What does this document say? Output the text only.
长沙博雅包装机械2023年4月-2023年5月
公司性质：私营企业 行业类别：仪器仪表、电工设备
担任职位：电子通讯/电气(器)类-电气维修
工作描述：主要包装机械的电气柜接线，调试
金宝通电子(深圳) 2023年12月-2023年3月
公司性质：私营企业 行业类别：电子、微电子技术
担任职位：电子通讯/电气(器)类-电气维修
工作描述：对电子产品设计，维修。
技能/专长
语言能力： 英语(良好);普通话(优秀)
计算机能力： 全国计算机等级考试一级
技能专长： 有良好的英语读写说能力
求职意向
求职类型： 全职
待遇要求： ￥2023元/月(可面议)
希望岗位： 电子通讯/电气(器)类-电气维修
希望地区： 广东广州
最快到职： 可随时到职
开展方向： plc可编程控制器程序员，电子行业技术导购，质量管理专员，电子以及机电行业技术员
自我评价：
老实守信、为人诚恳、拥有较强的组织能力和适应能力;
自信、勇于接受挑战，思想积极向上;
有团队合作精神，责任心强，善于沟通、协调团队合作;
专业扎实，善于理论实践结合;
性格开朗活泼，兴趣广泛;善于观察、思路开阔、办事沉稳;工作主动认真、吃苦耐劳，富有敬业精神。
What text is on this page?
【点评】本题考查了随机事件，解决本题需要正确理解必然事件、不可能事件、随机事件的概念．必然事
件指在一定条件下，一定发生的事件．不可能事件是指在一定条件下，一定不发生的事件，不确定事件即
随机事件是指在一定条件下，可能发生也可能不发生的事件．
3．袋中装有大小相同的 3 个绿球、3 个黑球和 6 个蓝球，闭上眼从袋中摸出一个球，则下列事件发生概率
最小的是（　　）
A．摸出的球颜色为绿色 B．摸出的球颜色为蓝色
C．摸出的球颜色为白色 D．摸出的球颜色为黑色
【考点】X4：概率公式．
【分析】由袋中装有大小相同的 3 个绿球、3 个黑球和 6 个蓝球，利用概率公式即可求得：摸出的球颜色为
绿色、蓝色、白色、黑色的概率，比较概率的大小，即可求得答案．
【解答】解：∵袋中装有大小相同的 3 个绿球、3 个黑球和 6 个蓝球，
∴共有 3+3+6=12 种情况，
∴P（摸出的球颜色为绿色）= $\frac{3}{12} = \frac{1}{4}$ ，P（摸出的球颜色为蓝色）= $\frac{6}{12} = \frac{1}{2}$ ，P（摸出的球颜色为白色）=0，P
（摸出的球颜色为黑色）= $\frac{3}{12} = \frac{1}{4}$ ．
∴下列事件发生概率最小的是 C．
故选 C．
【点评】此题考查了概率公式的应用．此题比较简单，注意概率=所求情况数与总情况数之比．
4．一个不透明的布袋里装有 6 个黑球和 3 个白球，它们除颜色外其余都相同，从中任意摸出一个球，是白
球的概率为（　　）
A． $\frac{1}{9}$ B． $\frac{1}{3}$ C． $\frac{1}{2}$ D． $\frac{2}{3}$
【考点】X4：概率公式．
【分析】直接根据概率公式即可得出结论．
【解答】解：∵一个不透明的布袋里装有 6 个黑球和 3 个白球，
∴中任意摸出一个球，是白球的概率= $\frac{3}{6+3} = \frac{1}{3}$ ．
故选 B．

○ ○ ○ ○ ○

▶ [EXERCISE OBJECTIVE]: Each line in the data that holds the string "text" should be found and copied.

▶ [OUTPUT OF THE TASK]:
What does this document say? Output the text only.
What text is on this page?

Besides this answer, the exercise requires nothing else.